◆ MATERIAL
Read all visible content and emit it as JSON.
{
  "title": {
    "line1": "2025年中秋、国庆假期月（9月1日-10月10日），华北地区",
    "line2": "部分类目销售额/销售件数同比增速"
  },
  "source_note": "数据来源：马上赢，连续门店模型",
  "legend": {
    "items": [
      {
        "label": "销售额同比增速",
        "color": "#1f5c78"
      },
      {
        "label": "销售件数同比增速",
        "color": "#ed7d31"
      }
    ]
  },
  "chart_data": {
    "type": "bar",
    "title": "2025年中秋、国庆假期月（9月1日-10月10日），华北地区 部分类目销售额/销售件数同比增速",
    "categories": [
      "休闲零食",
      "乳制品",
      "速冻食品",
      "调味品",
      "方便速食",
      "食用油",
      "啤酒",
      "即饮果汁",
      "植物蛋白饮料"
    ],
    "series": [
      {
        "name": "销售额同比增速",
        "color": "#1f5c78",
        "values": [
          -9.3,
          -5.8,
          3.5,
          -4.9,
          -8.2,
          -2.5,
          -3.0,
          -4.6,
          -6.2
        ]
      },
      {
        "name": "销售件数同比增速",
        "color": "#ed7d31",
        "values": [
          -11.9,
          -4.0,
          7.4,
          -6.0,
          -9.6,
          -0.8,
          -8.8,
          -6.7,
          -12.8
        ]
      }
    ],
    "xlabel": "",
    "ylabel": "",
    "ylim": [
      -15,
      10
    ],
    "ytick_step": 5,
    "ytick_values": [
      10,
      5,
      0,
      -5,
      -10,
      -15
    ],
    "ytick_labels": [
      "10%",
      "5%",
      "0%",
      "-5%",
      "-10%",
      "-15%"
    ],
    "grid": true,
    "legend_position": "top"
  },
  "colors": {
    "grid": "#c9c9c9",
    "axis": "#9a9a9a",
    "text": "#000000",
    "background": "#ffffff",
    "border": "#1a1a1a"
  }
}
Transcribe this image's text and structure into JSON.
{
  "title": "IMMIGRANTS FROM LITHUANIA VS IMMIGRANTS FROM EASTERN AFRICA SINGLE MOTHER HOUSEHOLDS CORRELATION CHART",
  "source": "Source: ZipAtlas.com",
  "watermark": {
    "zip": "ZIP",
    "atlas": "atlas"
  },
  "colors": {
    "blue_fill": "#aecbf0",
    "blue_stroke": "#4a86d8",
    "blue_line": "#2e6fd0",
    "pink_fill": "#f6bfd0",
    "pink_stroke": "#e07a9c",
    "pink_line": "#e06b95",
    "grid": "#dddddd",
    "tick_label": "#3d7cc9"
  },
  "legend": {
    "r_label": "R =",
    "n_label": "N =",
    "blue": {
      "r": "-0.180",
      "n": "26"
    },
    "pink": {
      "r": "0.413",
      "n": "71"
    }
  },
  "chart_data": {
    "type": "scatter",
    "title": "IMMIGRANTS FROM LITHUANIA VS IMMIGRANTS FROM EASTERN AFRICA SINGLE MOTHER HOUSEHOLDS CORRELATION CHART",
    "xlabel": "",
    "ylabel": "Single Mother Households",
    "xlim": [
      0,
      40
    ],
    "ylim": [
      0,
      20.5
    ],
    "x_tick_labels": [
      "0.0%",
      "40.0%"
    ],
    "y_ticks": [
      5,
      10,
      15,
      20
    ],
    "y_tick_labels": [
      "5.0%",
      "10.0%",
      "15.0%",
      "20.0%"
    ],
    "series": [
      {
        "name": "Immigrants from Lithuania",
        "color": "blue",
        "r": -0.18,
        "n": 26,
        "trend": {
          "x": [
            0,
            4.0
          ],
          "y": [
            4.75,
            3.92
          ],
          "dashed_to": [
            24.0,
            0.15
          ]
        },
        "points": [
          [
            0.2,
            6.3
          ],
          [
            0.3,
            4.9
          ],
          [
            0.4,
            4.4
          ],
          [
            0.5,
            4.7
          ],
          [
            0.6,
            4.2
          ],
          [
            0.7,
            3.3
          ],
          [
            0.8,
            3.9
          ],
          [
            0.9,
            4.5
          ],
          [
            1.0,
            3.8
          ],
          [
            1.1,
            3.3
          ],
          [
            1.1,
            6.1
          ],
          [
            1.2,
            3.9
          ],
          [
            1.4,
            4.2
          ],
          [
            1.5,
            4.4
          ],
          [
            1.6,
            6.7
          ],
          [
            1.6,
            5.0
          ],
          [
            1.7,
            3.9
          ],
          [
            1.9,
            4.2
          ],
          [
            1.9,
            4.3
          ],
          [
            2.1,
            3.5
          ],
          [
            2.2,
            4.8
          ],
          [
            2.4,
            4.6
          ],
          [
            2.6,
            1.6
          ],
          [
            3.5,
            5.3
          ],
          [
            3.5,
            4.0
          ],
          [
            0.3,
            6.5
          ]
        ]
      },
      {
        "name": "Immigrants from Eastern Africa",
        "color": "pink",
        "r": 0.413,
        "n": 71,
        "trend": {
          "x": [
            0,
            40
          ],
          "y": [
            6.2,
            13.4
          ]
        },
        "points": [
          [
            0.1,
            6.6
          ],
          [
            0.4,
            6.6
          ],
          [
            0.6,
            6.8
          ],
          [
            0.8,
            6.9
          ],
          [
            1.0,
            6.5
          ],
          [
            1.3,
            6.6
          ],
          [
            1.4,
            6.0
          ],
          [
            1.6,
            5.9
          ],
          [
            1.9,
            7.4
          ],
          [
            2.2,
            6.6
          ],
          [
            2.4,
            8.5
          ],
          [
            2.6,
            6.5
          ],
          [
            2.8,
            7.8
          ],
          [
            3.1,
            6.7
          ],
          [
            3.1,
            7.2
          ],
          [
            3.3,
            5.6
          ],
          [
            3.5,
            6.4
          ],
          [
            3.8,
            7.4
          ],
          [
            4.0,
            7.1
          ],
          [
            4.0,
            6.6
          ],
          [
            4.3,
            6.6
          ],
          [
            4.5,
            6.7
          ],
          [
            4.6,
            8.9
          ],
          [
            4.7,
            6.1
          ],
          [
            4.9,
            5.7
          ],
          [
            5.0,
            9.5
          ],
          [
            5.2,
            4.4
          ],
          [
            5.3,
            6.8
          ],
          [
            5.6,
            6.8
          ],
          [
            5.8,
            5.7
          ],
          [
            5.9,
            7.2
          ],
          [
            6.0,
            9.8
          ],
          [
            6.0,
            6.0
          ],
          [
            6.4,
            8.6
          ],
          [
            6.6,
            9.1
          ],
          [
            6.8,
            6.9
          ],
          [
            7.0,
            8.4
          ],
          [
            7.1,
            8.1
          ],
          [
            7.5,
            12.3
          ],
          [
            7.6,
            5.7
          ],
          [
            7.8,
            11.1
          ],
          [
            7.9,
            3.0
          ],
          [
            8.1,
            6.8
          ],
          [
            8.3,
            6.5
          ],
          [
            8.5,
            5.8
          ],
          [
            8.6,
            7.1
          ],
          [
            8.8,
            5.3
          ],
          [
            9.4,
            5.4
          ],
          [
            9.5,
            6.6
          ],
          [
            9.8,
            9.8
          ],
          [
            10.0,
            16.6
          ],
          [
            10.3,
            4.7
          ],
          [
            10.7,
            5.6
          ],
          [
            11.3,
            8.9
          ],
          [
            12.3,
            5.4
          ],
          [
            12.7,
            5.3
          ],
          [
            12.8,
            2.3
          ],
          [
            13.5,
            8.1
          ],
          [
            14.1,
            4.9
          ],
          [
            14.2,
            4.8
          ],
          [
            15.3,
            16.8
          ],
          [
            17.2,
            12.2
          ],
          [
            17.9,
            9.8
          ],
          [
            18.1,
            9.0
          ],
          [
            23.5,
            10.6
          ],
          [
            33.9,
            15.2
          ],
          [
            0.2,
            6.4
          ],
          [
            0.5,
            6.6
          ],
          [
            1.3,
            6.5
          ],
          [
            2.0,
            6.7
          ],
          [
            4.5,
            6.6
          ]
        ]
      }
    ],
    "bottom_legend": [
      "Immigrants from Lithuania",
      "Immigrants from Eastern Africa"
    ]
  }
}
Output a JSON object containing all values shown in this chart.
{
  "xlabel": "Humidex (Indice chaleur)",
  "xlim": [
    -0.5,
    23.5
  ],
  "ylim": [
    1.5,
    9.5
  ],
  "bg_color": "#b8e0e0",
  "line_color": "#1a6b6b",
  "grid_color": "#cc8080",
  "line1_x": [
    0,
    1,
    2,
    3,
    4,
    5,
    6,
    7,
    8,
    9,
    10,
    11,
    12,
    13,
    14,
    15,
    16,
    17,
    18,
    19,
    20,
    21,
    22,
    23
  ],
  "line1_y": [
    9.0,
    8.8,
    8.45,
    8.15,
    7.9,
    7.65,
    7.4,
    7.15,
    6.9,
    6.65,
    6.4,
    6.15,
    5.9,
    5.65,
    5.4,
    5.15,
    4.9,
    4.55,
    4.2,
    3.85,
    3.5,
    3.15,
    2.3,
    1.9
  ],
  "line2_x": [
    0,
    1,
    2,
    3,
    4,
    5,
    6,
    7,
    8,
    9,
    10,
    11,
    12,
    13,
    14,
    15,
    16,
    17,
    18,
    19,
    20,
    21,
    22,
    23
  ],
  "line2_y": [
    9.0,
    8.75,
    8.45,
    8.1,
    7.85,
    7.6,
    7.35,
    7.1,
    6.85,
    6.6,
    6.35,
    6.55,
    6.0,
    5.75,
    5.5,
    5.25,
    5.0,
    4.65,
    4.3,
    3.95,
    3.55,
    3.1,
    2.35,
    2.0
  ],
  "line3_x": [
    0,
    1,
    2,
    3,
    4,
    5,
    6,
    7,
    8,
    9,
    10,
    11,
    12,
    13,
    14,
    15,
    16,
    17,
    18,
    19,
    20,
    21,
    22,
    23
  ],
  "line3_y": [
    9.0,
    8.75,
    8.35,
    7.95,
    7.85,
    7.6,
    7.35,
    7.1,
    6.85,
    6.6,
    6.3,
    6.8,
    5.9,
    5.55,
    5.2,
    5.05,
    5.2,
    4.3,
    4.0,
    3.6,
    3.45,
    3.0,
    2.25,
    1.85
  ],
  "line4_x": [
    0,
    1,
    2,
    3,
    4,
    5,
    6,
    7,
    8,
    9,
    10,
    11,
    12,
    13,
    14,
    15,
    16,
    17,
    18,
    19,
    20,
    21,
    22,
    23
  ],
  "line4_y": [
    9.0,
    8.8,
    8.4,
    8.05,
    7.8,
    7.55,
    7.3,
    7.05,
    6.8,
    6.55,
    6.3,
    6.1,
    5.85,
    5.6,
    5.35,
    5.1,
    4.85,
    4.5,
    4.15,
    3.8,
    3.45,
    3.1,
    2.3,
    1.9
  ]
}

◆ STATED TASK
Check each line of the records above for "ylabel", and copy those that have it.

◆ SOLUTION FOR THIS TASK
    "ylabel": "",
    "ylabel": "Single Mother Households",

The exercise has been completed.